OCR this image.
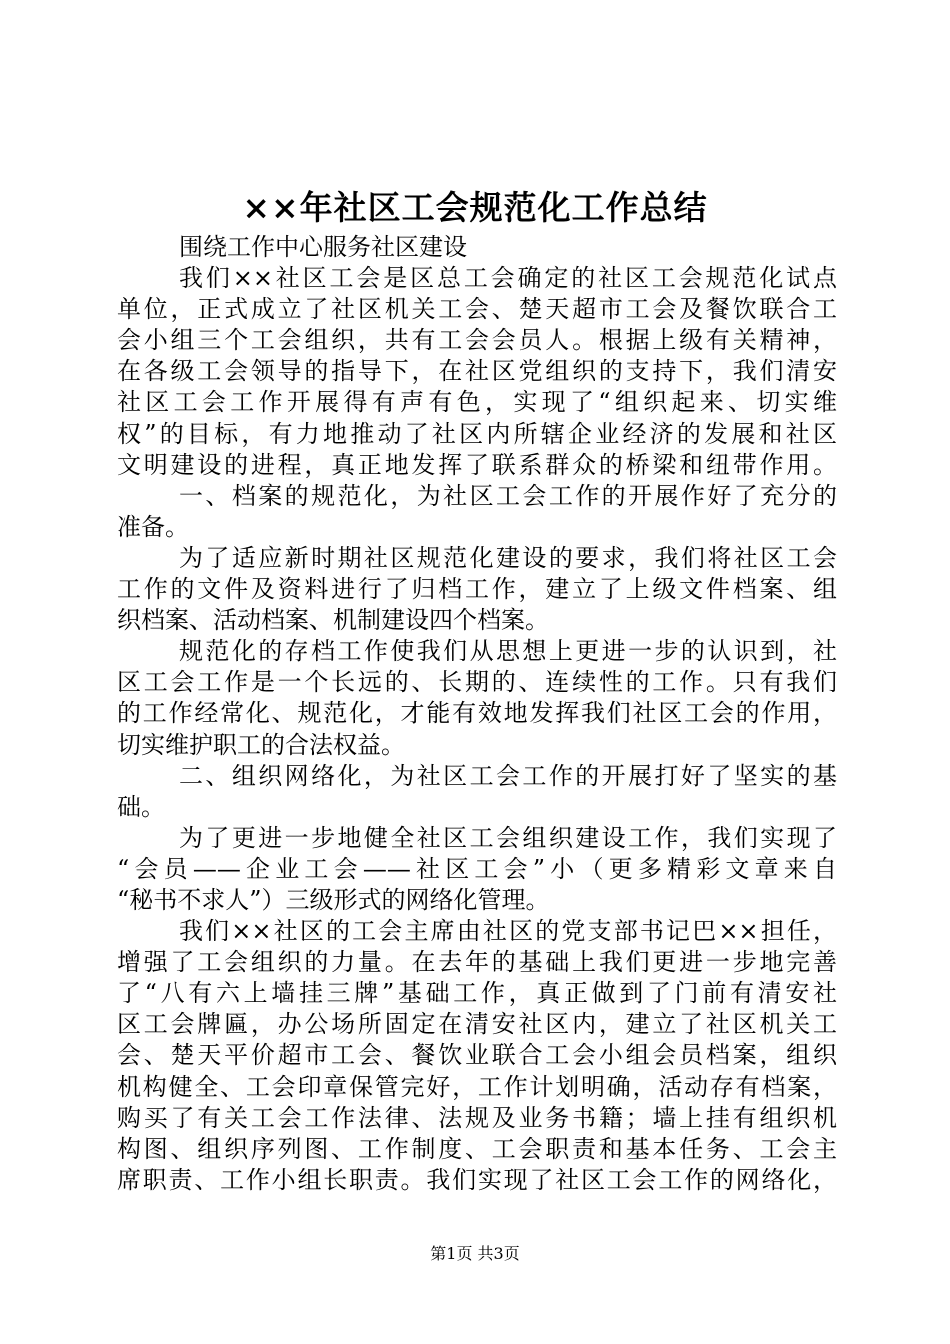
××年社区工会规范化工作总结
围绕工作中心服务社区建设
我们××社区工会是区总工会确定的社区工会规范化试点
单位，正式成立了社区机关工会、楚天超市工会及餐饮联合工
会小组三个工会组织，共有工会会员人。根据上级有关精神，
在各级工会领导的指导下，在社区党组织的支持下，我们清安
社区工会工作开展得有声有色，实现了“组织起来、切实维
权”的目标，有力地推动了社区内所辖企业经济的发展和社区
文明建设的进程，真正地发挥了联系群众的桥梁和纽带作用。
一、档案的规范化，为社区工会工作的开展作好了充分的
准备。
为了适应新时期社区规范化建设的要求，我们将社区工会
工作的文件及资料进行了归档工作，建立了上级文件档案、组
织档案、活动档案、机制建设四个档案。
规范化的存档工作使我们从思想上更进一步的认识到，社
区工会工作是一个长远的、长期的、连续性的工作。只有我们
的工作经常化、规范化，才能有效地发挥我们社区工会的作用，
切实维护职工的合法权益。
二、组织网络化，为社区工会工作的开展打好了坚实的基
础。
为了更进一步地健全社区工会组织建设工作，我们实现了
“会员——企业工会——社区工会”小（更多精彩文章来自
“秘书不求人”）三级形式的网络化管理。
我们××社区的工会主席由社区的党支部书记巴××担任，
增强了工会组织的力量。在去年的基础上我们更进一步地完善
了“八有六上墙挂三牌”基础工作，真正做到了门前有清安社
区工会牌匾，办公场所固定在清安社区内，建立了社区机关工
会、楚天平价超市工会、餐饮业联合工会小组会员档案，组织
机构健全、工会印章保管完好，工作计划明确，活动存有档案，
购买了有关工会工作法律、法规及业务书籍；墙上挂有组织机
构图、组织序列图、工作制度、工会职责和基本任务、工会主
席职责、工作小组长职责。我们实现了社区工会工作的网络化，
第1页 共3页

__________________________________________________

§ THE REQUEST: Print the complete listing exactly as it stands, without its pictures.

§ OUTPUT FOR THIS TASK:
OCR this image.
××年社区工会规范化工作总结
围绕工作中心服务社区建设
我们××社区工会是区总工会确定的社区工会规范化试点
单位，正式成立了社区机关工会、楚天超市工会及餐饮联合工
会小组三个工会组织，共有工会会员人。根据上级有关精神，
在各级工会领导的指导下，在社区党组织的支持下，我们清安
社区工会工作开展得有声有色，实现了“组织起来、切实维
权”的目标，有力地推动了社区内所辖企业经济的发展和社区
文明建设的进程，真正地发挥了联系群众的桥梁和纽带作用。
一、档案的规范化，为社区工会工作的开展作好了充分的
准备。
为了适应新时期社区规范化建设的要求，我们将社区工会
工作的文件及资料进行了归档工作，建立了上级文件档案、组
织档案、活动档案、机制建设四个档案。
规范化的存档工作使我们从思想上更进一步的认识到，社
区工会工作是一个长远的、长期的、连续性的工作。只有我们
的工作经常化、规范化，才能有效地发挥我们社区工会的作用，
切实维护职工的合法权益。
二、组织网络化，为社区工会工作的开展打好了坚实的基
础。
为了更进一步地健全社区工会组织建设工作，我们实现了
“会员——企业工会——社区工会”小（更多精彩文章来自
“秘书不求人”）三级形式的网络化管理。
我们××社区的工会主席由社区的党支部书记巴××担任，
增强了工会组织的力量。在去年的基础上我们更进一步地完善
了“八有六上墙挂三牌”基础工作，真正做到了门前有清安社
区工会牌匾，办公场所固定在清安社区内，建立了社区机关工
会、楚天平价超市工会、餐饮业联合工会小组会员档案，组织
机构健全、工会印章保管完好，工作计划明确，活动存有档案，
购买了有关工会工作法律、法规及业务书籍；墙上挂有组织机
构图、组织序列图、工作制度、工会职责和基本任务、工会主
席职责、工作小组长职责。我们实现了社区工会工作的网络化，
第1页 共3页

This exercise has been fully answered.